*Work to be completed*
The listing below is to be output in its exact form.

○ ○ ○ ○ ○ ○ ○

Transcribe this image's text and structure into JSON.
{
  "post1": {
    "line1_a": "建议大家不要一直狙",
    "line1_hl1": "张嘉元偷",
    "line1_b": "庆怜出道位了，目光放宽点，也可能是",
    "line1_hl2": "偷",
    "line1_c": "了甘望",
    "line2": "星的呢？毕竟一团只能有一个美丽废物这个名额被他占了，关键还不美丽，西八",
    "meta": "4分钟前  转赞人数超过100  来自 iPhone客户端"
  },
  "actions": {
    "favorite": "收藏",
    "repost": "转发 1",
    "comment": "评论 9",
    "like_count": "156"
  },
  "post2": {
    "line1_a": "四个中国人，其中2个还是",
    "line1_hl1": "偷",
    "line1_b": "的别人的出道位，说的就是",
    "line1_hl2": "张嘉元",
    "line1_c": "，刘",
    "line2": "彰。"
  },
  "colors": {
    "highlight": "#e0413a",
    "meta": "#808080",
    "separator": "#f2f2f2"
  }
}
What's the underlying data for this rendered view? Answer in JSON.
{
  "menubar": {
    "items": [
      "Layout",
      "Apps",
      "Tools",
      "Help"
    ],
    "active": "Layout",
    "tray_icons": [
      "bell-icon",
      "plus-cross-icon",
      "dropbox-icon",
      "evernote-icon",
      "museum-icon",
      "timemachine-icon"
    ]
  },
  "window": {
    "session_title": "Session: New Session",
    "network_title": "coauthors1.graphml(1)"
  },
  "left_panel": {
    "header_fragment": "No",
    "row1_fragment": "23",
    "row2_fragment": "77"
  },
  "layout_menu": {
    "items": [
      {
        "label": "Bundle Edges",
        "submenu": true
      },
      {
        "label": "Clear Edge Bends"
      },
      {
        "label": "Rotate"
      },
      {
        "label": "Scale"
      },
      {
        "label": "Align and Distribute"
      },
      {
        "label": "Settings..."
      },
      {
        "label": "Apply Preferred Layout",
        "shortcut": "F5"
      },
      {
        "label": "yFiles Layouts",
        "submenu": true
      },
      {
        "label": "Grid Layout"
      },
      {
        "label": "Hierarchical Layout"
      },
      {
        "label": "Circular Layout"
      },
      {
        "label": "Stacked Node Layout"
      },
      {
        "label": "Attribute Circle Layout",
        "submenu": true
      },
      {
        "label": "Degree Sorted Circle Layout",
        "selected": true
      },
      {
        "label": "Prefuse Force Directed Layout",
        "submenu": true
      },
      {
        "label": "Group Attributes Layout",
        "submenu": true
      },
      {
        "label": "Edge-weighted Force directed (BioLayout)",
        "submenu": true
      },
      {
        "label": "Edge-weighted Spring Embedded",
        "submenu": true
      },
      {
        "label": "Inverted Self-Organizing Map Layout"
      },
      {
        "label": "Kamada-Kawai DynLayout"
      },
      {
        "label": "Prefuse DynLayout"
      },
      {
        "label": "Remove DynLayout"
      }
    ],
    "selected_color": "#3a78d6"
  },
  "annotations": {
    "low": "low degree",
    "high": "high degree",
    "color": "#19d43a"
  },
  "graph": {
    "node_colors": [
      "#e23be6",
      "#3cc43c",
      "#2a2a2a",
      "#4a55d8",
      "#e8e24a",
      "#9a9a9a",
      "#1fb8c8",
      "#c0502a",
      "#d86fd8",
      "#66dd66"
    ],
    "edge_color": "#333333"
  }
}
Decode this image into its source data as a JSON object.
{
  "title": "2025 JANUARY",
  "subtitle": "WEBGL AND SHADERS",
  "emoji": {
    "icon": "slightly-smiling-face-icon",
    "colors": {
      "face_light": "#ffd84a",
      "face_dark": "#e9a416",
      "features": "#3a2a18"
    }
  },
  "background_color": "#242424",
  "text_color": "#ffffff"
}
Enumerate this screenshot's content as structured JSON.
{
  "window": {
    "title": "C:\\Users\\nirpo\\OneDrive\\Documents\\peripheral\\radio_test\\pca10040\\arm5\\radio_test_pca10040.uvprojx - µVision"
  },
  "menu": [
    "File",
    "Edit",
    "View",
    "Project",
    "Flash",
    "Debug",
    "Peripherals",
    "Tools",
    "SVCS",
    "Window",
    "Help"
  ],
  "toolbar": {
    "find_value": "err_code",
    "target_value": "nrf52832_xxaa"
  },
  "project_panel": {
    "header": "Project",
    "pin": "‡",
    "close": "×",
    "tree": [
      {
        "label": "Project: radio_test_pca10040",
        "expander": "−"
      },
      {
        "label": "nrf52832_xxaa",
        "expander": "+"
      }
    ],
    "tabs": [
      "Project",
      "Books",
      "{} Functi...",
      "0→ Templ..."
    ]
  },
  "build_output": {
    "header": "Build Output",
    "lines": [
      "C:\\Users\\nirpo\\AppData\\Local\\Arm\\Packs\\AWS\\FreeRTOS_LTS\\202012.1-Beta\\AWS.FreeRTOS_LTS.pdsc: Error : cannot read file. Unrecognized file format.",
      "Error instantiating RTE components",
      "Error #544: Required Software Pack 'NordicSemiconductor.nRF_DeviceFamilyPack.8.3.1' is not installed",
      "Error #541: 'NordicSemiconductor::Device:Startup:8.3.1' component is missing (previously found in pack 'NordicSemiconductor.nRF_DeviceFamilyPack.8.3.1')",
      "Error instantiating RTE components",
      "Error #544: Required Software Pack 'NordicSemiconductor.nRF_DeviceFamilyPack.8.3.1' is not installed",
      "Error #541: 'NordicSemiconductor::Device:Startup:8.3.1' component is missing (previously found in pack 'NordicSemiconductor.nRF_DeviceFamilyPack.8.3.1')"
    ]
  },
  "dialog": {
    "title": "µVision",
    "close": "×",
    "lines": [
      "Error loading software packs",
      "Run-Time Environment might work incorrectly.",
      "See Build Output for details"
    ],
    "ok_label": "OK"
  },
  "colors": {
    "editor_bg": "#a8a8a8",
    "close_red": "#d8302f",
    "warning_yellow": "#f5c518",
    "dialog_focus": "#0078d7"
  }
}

○ ○ ○ ○ ○ ○ ○

*Task response*
Transcribe this image's text and structure into JSON.
{
  "post1": {
    "line1_a": "建议大家不要一直狙",
    "line1_hl1": "张嘉元偷",
    "line1_b": "庆怜出道位了，目光放宽点，也可能是",
    "line1_hl2": "偷",
    "line1_c": "了甘望",
    "line2": "星的呢？毕竟一团只能有一个美丽废物这个名额被他占了，关键还不美丽，西八",
    "meta": "4分钟前  转赞人数超过100  来自 iPhone客户端"
  },
  "actions": {
    "favorite": "收藏",
    "repost": "转发 1",
    "comment": "评论 9",
    "like_count": "156"
  },
  "post2": {
    "line1_a": "四个中国人，其中2个还是",
    "line1_hl1": "偷",
    "line1_b": "的别人的出道位，说的就是",
    "line1_hl2": "张嘉元",
    "line1_c": "，刘",
    "line2": "彰。"
  },
  "colors": {
    "highlight": "#e0413a",
    "meta": "#808080",
    "separator": "#f2f2f2"
  }
}
What's the underlying data for this rendered view? Answer in JSON.
{
  "menubar": {
    "items": [
      "Layout",
      "Apps",
      "Tools",
      "Help"
    ],
    "active": "Layout",
    "tray_icons": [
      "bell-icon",
      "plus-cross-icon",
      "dropbox-icon",
      "evernote-icon",
      "museum-icon",
      "timemachine-icon"
    ]
  },
  "window": {
    "session_title": "Session: New Session",
    "network_title": "coauthors1.graphml(1)"
  },
  "left_panel": {
    "header_fragment": "No",
    "row1_fragment": "23",
    "row2_fragment": "77"
  },
  "layout_menu": {
    "items": [
      {
        "label": "Bundle Edges",
        "submenu": true
      },
      {
        "label": "Clear Edge Bends"
      },
      {
        "label": "Rotate"
      },
      {
        "label": "Scale"
      },
      {
        "label": "Align and Distribute"
      },
      {
        "label": "Settings..."
      },
      {
        "label": "Apply Preferred Layout",
        "shortcut": "F5"
      },
      {
        "label": "yFiles Layouts",
        "submenu": true
      },
      {
        "label": "Grid Layout"
      },
      {
        "label": "Hierarchical Layout"
      },
      {
        "label": "Circular Layout"
      },
      {
        "label": "Stacked Node Layout"
      },
      {
        "label": "Attribute Circle Layout",
        "submenu": true
      },
      {
        "label": "Degree Sorted Circle Layout",
        "selected": true
      },
      {
        "label": "Prefuse Force Directed Layout",
        "submenu": true
      },
      {
        "label": "Group Attributes Layout",
        "submenu": true
      },
      {
        "label": "Edge-weighted Force directed (BioLayout)",
        "submenu": true
      },
      {
        "label": "Edge-weighted Spring Embedded",
        "submenu": true
      },
      {
        "label": "Inverted Self-Organizing Map Layout"
      },
      {
        "label": "Kamada-Kawai DynLayout"
      },
      {
        "label": "Prefuse DynLayout"
      },
      {
        "label": "Remove DynLayout"
      }
    ],
    "selected_color": "#3a78d6"
  },
  "annotations": {
    "low": "low degree",
    "high": "high degree",
    "color": "#19d43a"
  },
  "graph": {
    "node_colors": [
      "#e23be6",
      "#3cc43c",
      "#2a2a2a",
      "#4a55d8",
      "#e8e24a",
      "#9a9a9a",
      "#1fb8c8",
      "#c0502a",
      "#d86fd8",
      "#66dd66"
    ],
    "edge_color": "#333333"
  }
}
Decode this image into its source data as a JSON object.
{
  "title": "2025 JANUARY",
  "subtitle": "WEBGL AND SHADERS",
  "emoji": {
    "icon": "slightly-smiling-face-icon",
    "colors": {
      "face_light": "#ffd84a",
      "face_dark": "#e9a416",
      "features": "#3a2a18"
    }
  },
  "background_color": "#242424",
  "text_color": "#ffffff"
}
Enumerate this screenshot's content as structured JSON.
{
  "window": {
    "title": "C:\\Users\\nirpo\\OneDrive\\Documents\\peripheral\\radio_test\\pca10040\\arm5\\radio_test_pca10040.uvprojx - µVision"
  },
  "menu": [
    "File",
    "Edit",
    "View",
    "Project",
    "Flash",
    "Debug",
    "Peripherals",
    "Tools",
    "SVCS",
    "Window",
    "Help"
  ],
  "toolbar": {
    "find_value": "err_code",
    "target_value": "nrf52832_xxaa"
  },
  "project_panel": {
    "header": "Project",
    "pin": "‡",
    "close": "×",
    "tree": [
      {
        "label": "Project: radio_test_pca10040",
        "expander": "−"
      },
      {
        "label": "nrf52832_xxaa",
        "expander": "+"
      }
    ],
    "tabs": [
      "Project",
      "Books",
      "{} Functi...",
      "0→ Templ..."
    ]
  },
  "build_output": {
    "header": "Build Output",
    "lines": [
      "C:\\Users\\nirpo\\AppData\\Local\\Arm\\Packs\\AWS\\FreeRTOS_LTS\\202012.1-Beta\\AWS.FreeRTOS_LTS.pdsc: Error : cannot read file. Unrecognized file format.",
      "Error instantiating RTE components",
      "Error #544: Required Software Pack 'NordicSemiconductor.nRF_DeviceFamilyPack.8.3.1' is not installed",
      "Error #541: 'NordicSemiconductor::Device:Startup:8.3.1' component is missing (previously found in pack 'NordicSemiconductor.nRF_DeviceFamilyPack.8.3.1')",
      "Error instantiating RTE components",
      "Error #544: Required Software Pack 'NordicSemiconductor.nRF_DeviceFamilyPack.8.3.1' is not installed",
      "Error #541: 'NordicSemiconductor::Device:Startup:8.3.1' component is missing (previously found in pack 'NordicSemiconductor.nRF_DeviceFamilyPack.8.3.1')"
    ]
  },
  "dialog": {
    "title": "µVision",
    "close": "×",
    "lines": [
      "Error loading software packs",
      "Run-Time Environment might work incorrectly.",
      "See Build Output for details"
    ],
    "ok_label": "OK"
  },
  "colors": {
    "editor_bg": "#a8a8a8",
    "close_red": "#d8302f",
    "warning_yellow": "#f5c518",
    "dialog_focus": "#0078d7"
  }
}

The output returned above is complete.